* _TASK INSTRUCTIONS_: Make an exact transcription of the material, leaving out all images.
++++++
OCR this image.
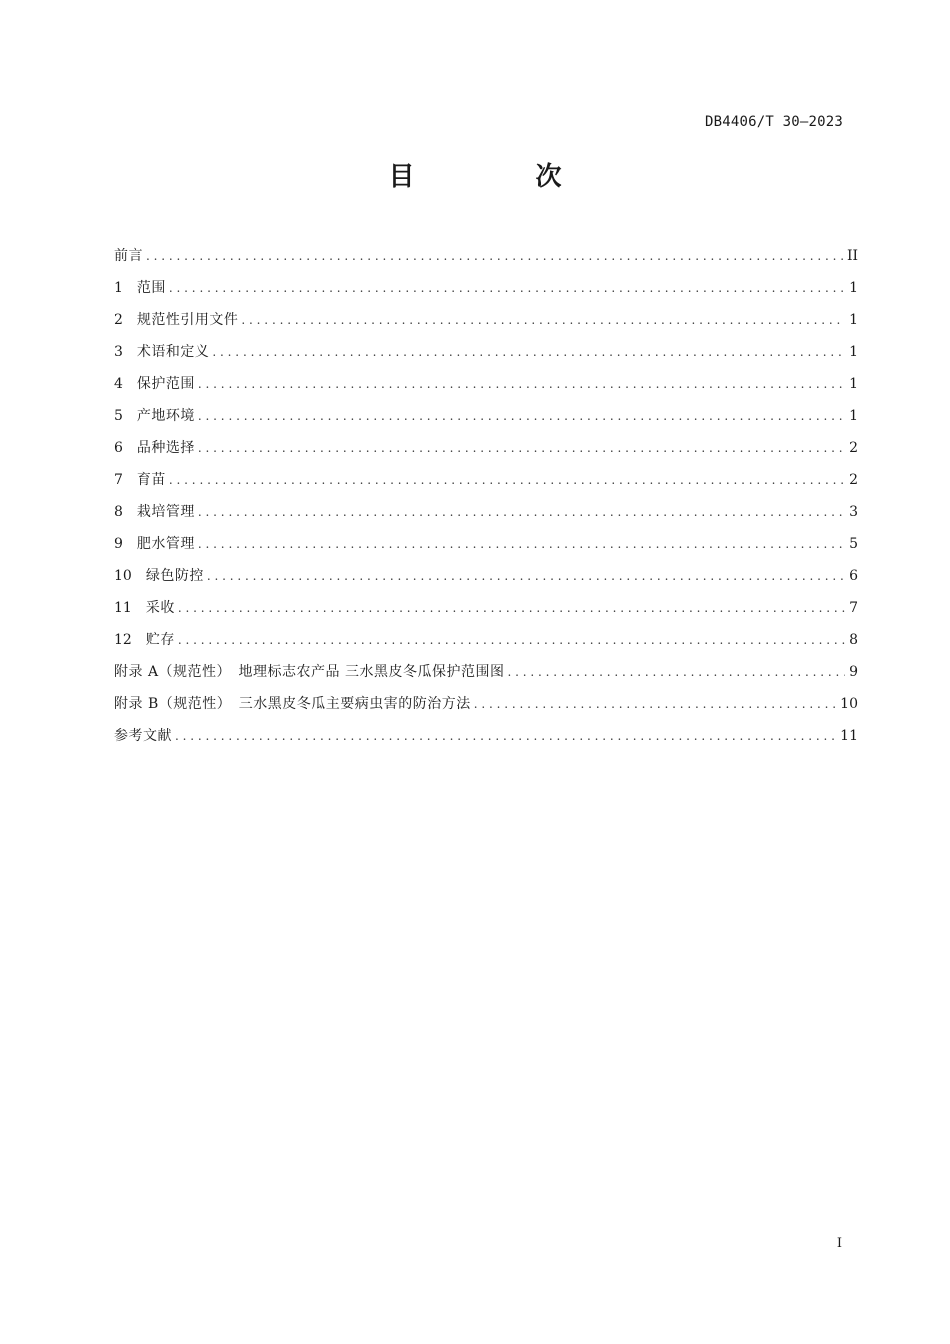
DB4406/T 30—2023
目 次
前言 . . .	II
1 范围 . . .	1
2 规范性引用文件 . . .	1
3 术语和定义 . . .	1
4 保护范围 . . .	1
5 产地环境 . . .	1
6 品种选择 . . .	2
7 育苗 . . .	2
8 栽培管理 . . .	3
9 肥水管理 . . .	5
10 绿色防控 . . .	6
11 采收 . . .	7
12 贮存 . . .	8
附录 A（规范性）　地理标志农产品 三水黑皮冬瓜保护范围图 . . .	9
附录 B（规范性）　三水黑皮冬瓜主要病虫害的防治方法 . . .	10
参考文献 . . .	11
I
++++++
* _OUTPUT FOR THIS EXERCISE_:
OCR this image.
DB4406/T 30—2023
目 次
前言 . . .	II
1 范围 . . .	1
2 规范性引用文件 . . .	1
3 术语和定义 . . .	1
4 保护范围 . . .	1
5 产地环境 . . .	1
6 品种选择 . . .	2
7 育苗 . . .	2
8 栽培管理 . . .	3
9 肥水管理 . . .	5
10 绿色防控 . . .	6
11 采收 . . .	7
12 贮存 . . .	8
附录 A（规范性）　地理标志农产品 三水黑皮冬瓜保护范围图 . . .	9
附录 B（规范性）　三水黑皮冬瓜主要病虫害的防治方法 . . .	10
参考文献 . . .	11
I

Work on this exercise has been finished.